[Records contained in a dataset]
____________________
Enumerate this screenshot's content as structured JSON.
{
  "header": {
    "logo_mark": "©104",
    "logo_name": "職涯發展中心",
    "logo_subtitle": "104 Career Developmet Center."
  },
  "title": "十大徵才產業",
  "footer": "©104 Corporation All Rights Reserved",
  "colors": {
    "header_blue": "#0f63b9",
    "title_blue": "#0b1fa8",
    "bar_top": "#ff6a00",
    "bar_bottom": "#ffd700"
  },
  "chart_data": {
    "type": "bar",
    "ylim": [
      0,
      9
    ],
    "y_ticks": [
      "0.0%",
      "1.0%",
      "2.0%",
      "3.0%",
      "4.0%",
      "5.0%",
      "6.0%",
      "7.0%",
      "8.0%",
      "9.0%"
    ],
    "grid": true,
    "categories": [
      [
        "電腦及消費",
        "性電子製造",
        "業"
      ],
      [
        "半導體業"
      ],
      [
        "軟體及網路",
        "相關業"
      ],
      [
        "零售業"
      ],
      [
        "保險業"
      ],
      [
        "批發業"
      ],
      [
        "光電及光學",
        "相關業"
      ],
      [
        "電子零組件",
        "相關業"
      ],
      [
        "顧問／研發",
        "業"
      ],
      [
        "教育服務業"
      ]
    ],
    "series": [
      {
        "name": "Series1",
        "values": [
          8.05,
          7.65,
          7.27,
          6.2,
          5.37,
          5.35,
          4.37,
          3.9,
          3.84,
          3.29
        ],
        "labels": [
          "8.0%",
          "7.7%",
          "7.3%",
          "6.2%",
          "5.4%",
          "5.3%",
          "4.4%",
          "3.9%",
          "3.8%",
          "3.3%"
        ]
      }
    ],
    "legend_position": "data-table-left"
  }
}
____________________
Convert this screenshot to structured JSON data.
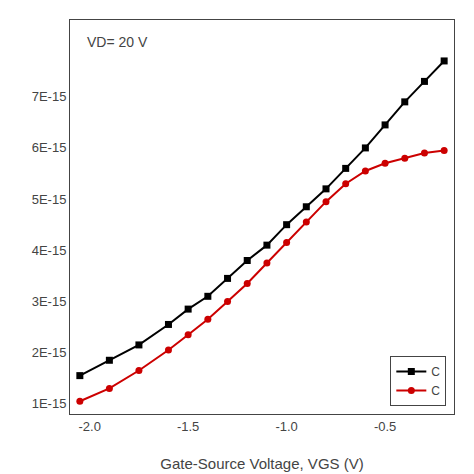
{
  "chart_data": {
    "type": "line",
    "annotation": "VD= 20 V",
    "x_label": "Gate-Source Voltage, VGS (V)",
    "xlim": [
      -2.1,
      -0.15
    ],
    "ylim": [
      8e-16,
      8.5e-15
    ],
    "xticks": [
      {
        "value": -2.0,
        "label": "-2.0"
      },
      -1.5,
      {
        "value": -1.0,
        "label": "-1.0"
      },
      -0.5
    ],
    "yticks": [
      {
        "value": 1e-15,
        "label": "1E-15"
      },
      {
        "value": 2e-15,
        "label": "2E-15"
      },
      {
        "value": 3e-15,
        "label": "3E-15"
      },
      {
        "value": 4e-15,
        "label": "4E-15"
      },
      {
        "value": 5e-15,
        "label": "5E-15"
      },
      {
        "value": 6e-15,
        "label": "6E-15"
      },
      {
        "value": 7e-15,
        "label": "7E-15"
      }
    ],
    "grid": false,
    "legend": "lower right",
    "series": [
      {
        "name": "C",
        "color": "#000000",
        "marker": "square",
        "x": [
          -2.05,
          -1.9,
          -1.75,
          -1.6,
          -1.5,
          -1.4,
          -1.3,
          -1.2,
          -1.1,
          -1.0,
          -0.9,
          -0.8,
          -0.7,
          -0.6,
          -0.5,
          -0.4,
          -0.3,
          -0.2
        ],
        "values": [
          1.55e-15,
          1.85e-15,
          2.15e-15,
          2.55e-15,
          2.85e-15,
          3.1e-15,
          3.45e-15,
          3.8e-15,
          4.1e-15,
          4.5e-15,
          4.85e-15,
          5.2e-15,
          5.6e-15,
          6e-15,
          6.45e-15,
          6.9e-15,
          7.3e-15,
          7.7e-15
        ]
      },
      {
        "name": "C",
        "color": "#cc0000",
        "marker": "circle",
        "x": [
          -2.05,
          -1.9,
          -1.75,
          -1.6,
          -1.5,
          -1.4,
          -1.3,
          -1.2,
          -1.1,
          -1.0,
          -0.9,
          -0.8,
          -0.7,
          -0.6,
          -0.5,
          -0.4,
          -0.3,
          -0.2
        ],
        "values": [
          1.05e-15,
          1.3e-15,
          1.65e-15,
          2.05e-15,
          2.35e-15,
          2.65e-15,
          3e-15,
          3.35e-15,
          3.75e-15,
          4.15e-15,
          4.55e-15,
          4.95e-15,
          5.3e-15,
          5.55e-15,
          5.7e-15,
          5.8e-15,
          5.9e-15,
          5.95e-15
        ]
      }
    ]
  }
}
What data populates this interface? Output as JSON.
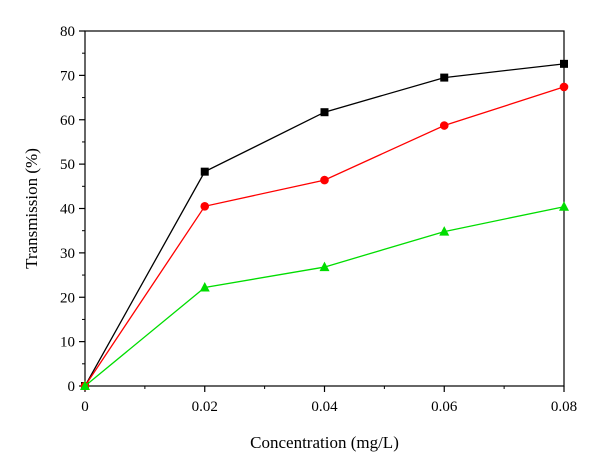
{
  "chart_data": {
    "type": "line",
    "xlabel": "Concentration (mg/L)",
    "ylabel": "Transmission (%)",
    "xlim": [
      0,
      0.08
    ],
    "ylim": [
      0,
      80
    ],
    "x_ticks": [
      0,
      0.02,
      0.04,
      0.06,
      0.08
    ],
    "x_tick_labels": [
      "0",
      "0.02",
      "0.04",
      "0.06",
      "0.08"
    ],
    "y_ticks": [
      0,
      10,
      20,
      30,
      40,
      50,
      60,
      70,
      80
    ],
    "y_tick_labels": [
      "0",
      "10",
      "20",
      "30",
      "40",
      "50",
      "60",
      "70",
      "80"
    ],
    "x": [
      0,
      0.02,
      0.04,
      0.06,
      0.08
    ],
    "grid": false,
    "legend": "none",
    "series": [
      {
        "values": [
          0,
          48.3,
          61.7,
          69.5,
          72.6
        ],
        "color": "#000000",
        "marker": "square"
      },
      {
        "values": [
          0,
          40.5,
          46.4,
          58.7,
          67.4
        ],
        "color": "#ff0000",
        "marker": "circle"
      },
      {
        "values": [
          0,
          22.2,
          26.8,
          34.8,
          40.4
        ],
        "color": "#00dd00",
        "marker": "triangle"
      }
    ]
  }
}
____________________
**WORK TO BE COMPLETED:** Pick out the lines containing the word "JSON" and show them.

**FINISHED TASK:**
Enumerate this screenshot's content as structured JSON.
Convert this screenshot to structured JSON data.
What data populates this interface? Output as JSON.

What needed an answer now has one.